GIVEN TASK:
Find the line containing "Type out the text in this image." in the entries; transcribe it and all remaining lines through the end, exactly as they appear, but not the pictures.

LISTING:
************

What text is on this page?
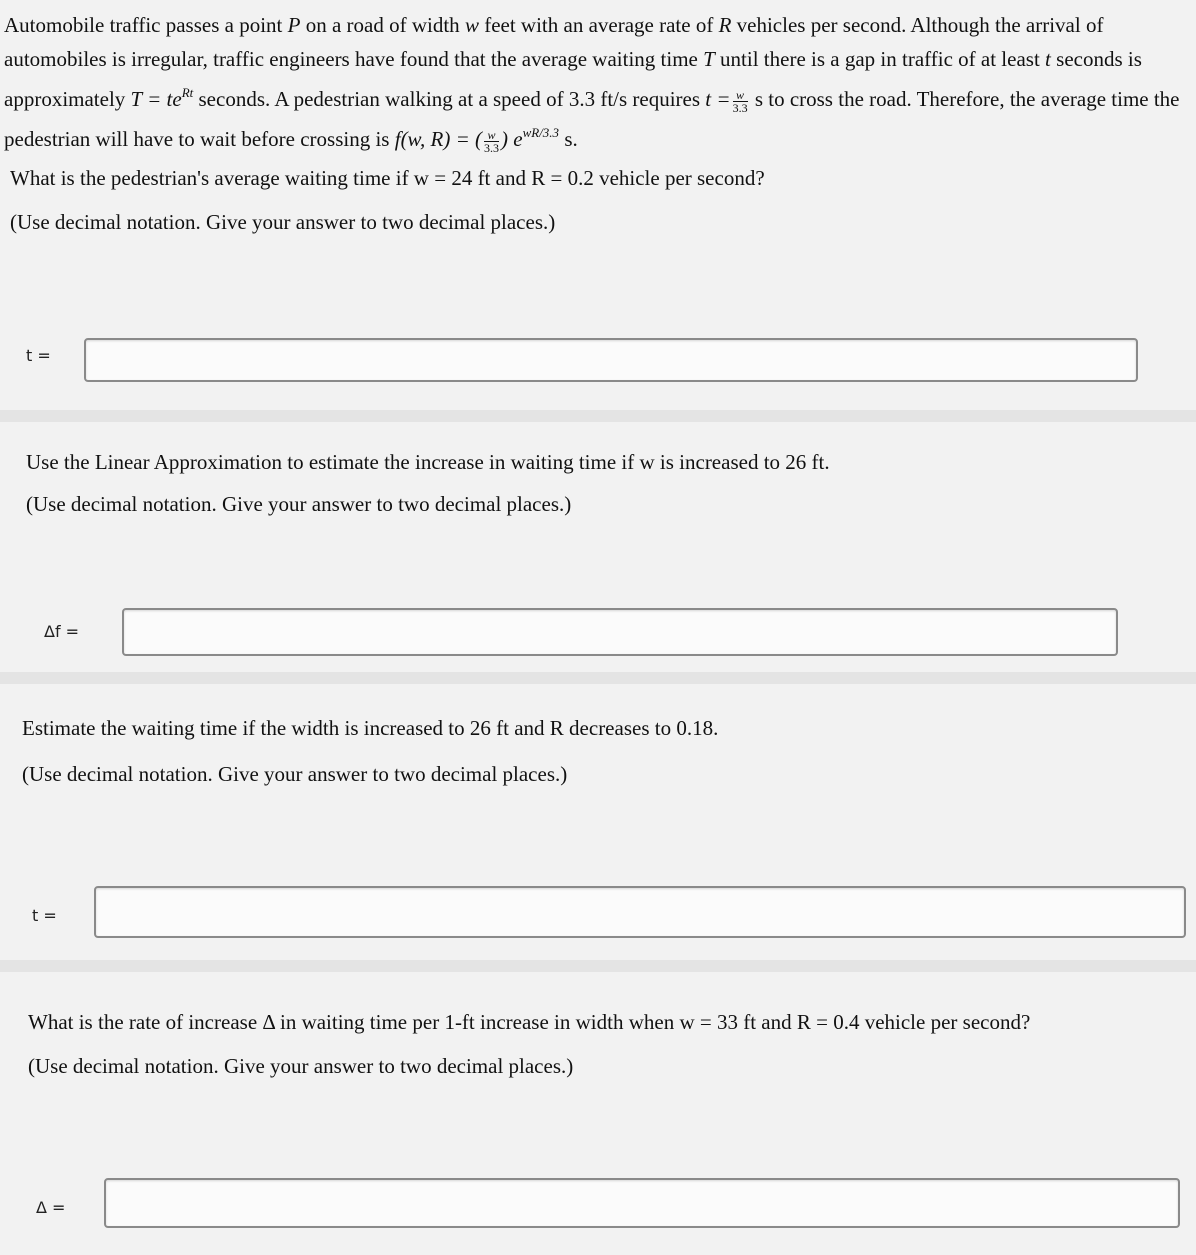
Automobile traffic passes a point P on a road of width w feet with an average rate of R vehicles per second. Although the arrival of automobiles is irregular, traffic engineers have found that the average waiting time T until there is a gap in traffic of at least t seconds is approximately $T = te^{Rt}$ seconds. A pedestrian walking at a speed of 3.3 ft/s requires $t = \frac{w}{3.3}$ s to cross the road. Therefore, the average time the pedestrian will have to wait before crossing is f(w, R) = ( $\frac{w}{3.3}$ ) $e^{wR/3.3}$ s.

What is the pedestrian's average waiting time if w = 24 ft and R = 0.2 vehicle per second?

(Use decimal notation. Give your answer to two decimal places.)

t =

Use the Linear Approximation to estimate the increase in waiting time if w is increased to 26 ft.

(Use decimal notation. Give your answer to two decimal places.)

Δf =

Estimate the waiting time if the width is increased to 26 ft and R decreases to 0.18.

(Use decimal notation. Give your answer to two decimal places.)

t =

What is the rate of increase Δ in waiting time per 1-ft increase in width when w = 33 ft and R = 0.4 vehicle per second?

(Use decimal notation. Give your answer to two decimal places.)

Δ =
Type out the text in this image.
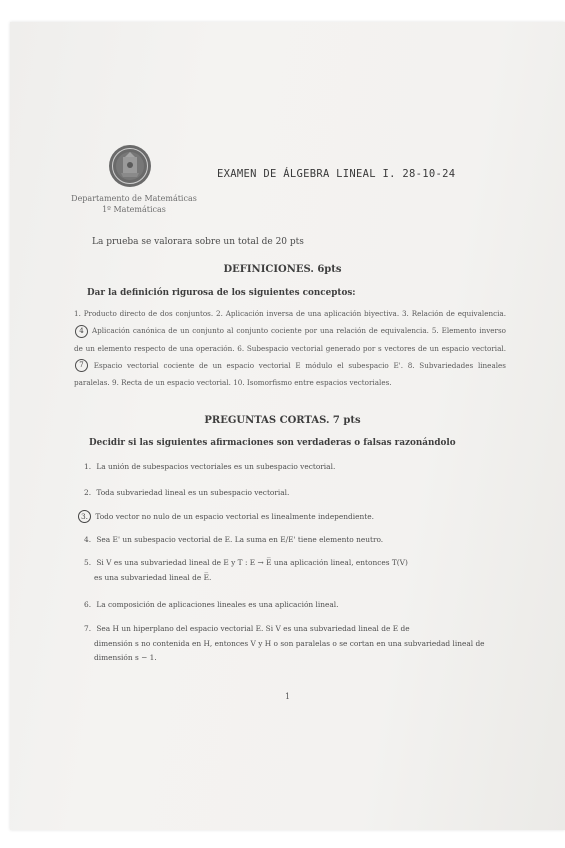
Departamento de Matemáticas
1º Matemáticas
EXAMEN DE ÁLGEBRA LINEAL I. 28-10-24
La prueba se valorara sobre un total de 20 pts
DEFINICIONES. 6pts
Dar la definición rigurosa de los siguientes conceptos:
1. Producto directo de dos conjuntos. 2. Aplicación inversa de una aplicación biyectiva. 3. Relación de equivalencia. 4 Aplicación canónica de un conjunto al conjunto cociente por una relación de equivalencia. 5. Elemento inverso de un elemento respecto de una operación. 6. Subespacio vectorial generado por s vectores de un espacio vectorial. 7 Espacio vectorial cociente de un espacio vectorial E módulo el subespacio E'. 8. Subvariedades lineales paralelas. 9. Recta de un espacio vectorial. 10. Isomorfismo entre espacios vectoriales.
PREGUNTAS CORTAS. 7 pts
Decidir si las siguientes afirmaciones son verdaderas o falsas razonándolo
1. La unión de subespacios vectoriales es un subespacio vectorial.
2. Toda subvariedad lineal es un subespacio vectorial.
3. Todo vector no nulo de un espacio vectorial es linealmente independiente.
4. Sea E' un subespacio vectorial de E. La suma en E/E' tiene elemento neutro.
5. Si V es una subvariedad lineal de E y T : E → E̅ una aplicación lineal, entonces T(V)
es una subvariedad lineal de E̅.
6. La composición de aplicaciones lineales es una aplicación lineal.
7. Sea H un hiperplano del espacio vectorial E. Si V es una subvariedad lineal de E de
dimensión s no contenida en H, entonces V y H o son paralelas o se cortan en una subvariedad lineal de dimensión s − 1.
1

************

RESPONSE TO THIS EXERCISE:
Type out the text in this image.
Departamento de Matemáticas
1º Matemáticas
EXAMEN DE ÁLGEBRA LINEAL I. 28-10-24
La prueba se valorara sobre un total de 20 pts
DEFINICIONES. 6pts
Dar la definición rigurosa de los siguientes conceptos:
1. Producto directo de dos conjuntos. 2. Aplicación inversa de una aplicación biyectiva. 3. Relación de equivalencia. 4 Aplicación canónica de un conjunto al conjunto cociente por una relación de equivalencia. 5. Elemento inverso de un elemento respecto de una operación. 6. Subespacio vectorial generado por s vectores de un espacio vectorial. 7 Espacio vectorial cociente de un espacio vectorial E módulo el subespacio E'. 8. Subvariedades lineales paralelas. 9. Recta de un espacio vectorial. 10. Isomorfismo entre espacios vectoriales.
PREGUNTAS CORTAS. 7 pts
Decidir si las siguientes afirmaciones son verdaderas o falsas razonándolo
1. La unión de subespacios vectoriales es un subespacio vectorial.
2. Toda subvariedad lineal es un subespacio vectorial.
3. Todo vector no nulo de un espacio vectorial es linealmente independiente.
4. Sea E' un subespacio vectorial de E. La suma en E/E' tiene elemento neutro.
5. Si V es una subvariedad lineal de E y T : E → E̅ una aplicación lineal, entonces T(V)
es una subvariedad lineal de E̅.
6. La composición de aplicaciones lineales es una aplicación lineal.
7. Sea H un hiperplano del espacio vectorial E. Si V es una subvariedad lineal de E de
dimensión s no contenida en H, entonces V y H o son paralelas o se cortan en una subvariedad lineal de dimensión s − 1.
1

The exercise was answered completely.